Page text:
San Donnino or San Donnino Martire is a Romanesque style Catholic church located at the intersection of Largo Cesare Battisti and Vicolo San Donnino in the historic center of Piacenza, Region of Emilia Romagna, Italy. Little is known of San Donnino (St Domninus), to whom the church is dedicated, as are other churches elsewhere, including Pisa. A St Domninus appears in early Church sources and some identify him with St Domninus of Fidenza, to whom Fidenza Cathedral is also dedicated. For some the Piacenza Domninus was a deacon of Piacenza in the early Christian period.

Tasks to carry out:
a – Decide whether each statement agrees with the passage on the church of San Donnino in Piacenza, answering yes or no and quoting the deciding words: (i) The church stands in the historic center of Piacenza. (ii) A good deal is known about the saint the church is dedicated to. (iii) Fidenza Cathedral is dedicated to St Domninus of Fidenza.
b – Write the next part of the passage on the church of San Donnino in Piacenza, picking up after its final sentence.

Material supplied:
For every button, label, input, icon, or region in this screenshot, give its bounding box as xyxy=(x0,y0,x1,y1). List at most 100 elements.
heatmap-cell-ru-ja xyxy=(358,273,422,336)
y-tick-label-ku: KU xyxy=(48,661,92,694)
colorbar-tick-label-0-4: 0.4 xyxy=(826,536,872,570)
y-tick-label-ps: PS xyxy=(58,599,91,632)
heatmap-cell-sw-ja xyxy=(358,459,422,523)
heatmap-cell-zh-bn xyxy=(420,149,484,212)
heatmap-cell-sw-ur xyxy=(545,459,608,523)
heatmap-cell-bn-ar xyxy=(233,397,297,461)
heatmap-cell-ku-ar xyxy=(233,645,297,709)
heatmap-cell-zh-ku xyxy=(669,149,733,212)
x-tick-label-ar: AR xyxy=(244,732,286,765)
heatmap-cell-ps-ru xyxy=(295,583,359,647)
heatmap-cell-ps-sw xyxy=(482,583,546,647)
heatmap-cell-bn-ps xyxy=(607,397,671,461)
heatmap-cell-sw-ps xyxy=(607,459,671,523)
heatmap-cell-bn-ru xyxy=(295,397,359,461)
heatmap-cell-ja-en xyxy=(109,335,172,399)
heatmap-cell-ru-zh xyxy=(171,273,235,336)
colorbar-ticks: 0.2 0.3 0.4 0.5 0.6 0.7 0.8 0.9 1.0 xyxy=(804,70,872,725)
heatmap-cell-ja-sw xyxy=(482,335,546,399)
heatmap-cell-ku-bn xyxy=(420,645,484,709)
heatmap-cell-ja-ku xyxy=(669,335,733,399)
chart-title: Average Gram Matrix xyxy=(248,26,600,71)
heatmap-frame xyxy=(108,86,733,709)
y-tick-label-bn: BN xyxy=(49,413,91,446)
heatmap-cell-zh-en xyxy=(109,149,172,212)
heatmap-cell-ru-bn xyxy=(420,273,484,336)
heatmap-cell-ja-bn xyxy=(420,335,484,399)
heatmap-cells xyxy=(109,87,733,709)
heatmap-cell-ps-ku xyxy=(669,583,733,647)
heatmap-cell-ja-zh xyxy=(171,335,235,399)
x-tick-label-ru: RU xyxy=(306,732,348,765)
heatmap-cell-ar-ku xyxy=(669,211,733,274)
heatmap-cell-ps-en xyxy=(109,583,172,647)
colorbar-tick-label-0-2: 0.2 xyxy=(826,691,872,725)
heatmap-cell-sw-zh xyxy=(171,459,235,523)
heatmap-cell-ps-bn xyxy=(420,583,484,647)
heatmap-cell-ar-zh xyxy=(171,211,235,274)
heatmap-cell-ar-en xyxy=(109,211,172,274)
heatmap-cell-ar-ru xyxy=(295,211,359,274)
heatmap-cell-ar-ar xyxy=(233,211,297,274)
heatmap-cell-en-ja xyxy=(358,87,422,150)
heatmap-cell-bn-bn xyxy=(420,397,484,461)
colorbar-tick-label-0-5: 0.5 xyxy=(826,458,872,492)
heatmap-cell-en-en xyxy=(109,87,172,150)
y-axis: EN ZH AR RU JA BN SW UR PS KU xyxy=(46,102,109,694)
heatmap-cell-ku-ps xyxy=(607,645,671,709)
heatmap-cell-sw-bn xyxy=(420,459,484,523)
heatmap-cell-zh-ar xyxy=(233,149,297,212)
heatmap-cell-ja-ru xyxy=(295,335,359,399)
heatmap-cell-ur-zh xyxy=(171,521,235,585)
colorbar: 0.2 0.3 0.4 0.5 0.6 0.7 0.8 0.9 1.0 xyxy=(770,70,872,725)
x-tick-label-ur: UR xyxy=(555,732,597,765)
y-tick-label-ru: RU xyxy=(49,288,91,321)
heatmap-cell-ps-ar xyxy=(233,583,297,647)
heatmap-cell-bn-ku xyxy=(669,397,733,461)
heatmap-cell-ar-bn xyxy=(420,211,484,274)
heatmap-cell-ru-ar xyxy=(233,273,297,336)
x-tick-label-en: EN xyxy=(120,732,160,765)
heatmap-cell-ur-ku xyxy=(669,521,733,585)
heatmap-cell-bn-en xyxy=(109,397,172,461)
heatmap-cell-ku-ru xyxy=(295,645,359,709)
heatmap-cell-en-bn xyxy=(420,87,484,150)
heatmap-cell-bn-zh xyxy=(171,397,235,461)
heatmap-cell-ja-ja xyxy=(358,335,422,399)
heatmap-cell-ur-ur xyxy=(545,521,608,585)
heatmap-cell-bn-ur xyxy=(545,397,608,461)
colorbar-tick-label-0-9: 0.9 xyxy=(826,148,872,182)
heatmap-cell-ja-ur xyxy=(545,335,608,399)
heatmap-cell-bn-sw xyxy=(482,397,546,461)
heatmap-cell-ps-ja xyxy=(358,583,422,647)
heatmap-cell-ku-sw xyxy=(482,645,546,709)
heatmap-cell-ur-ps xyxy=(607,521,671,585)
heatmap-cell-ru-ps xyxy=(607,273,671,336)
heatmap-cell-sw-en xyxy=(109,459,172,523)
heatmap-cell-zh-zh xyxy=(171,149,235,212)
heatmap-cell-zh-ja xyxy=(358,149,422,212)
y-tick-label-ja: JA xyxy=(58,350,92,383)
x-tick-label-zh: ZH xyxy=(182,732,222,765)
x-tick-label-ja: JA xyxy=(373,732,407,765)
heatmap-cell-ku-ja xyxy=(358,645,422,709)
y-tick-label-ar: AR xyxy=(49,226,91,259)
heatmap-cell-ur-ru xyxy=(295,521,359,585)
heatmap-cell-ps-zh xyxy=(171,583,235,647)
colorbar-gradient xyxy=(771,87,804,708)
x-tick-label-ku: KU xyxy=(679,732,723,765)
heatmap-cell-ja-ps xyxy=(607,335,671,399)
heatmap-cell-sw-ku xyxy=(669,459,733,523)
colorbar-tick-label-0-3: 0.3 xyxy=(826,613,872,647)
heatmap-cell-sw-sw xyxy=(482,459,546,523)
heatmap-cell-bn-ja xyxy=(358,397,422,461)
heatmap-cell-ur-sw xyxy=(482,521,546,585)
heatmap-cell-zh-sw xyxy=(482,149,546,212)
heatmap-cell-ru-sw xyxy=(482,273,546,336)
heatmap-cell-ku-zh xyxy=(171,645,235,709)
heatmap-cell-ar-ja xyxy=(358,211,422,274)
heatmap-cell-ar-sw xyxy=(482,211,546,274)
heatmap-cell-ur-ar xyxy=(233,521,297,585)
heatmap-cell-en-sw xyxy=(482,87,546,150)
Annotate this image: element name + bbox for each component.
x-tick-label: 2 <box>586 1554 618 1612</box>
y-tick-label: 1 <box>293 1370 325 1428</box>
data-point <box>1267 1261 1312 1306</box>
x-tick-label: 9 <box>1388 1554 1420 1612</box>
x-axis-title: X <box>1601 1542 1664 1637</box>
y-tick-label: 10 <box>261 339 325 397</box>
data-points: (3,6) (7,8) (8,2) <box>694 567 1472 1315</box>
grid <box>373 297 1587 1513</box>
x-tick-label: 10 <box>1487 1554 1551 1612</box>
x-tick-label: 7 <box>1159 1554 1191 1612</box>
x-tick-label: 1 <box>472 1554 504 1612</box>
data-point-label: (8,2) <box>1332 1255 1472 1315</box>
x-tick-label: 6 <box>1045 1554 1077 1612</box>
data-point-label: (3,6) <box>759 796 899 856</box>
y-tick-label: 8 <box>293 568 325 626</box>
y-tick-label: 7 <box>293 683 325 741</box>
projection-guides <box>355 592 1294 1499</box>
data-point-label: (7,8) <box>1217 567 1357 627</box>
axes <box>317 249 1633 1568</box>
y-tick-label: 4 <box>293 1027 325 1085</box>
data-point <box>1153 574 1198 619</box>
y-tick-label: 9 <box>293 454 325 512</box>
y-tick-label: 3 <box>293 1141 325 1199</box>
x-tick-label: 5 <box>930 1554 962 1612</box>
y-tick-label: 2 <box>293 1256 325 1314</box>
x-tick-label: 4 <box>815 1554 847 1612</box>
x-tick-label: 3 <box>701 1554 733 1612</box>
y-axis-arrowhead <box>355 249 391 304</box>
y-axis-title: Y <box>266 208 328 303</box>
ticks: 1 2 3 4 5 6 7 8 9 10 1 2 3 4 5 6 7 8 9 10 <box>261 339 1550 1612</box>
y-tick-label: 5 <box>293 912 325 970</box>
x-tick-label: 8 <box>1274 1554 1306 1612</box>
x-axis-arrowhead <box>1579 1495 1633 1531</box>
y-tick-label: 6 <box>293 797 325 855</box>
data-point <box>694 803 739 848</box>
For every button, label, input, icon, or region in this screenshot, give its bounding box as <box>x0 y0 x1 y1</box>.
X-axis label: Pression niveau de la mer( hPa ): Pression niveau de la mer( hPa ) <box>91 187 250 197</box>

Responses by task:
a –
(i) Yes: "in the historic center of Piacenza"
(ii) No: "Little is known of San Donnino (St Domninus)"
(iii) Yes: "St Domninus of Fidenza, to whom Fidenza Cathedral is also dedicated"

b –
== History ==
A church was built on the site by the 12th century, but rebuilt in 1236 by Cardinal Jacopo da Pecoraria, Bishop of Palestrina (1231–1244), who in his youth had been a cleric attached to the church. The original structure dating from this time follows a decidedly Romanesque basilica plan with three naves closed by semi-circular apses. The interior and the façade were remodeled throughout the centuries. After an unexpected collapse of the nave in 1951, the latest restoration removed many of the additions accumulated over the centuries. The choir and the sanctuary had been frescoed with quadratura by Francesco and Giovanni Battista Natali, with figures by Bartolomeo Rusca. The church houses the adoration of the Blessed Sacrament and holds a bronze crucifix by Giorgio Groppi donated by the baker's guild in town. It also held near the sacristy a canvas of St Anne, St Joseph, and other Saints by Bartolomeo Baderna. The facade had been originally been frescoed in the renaissance period.

A congregation of religious women is affiliated with the parish church.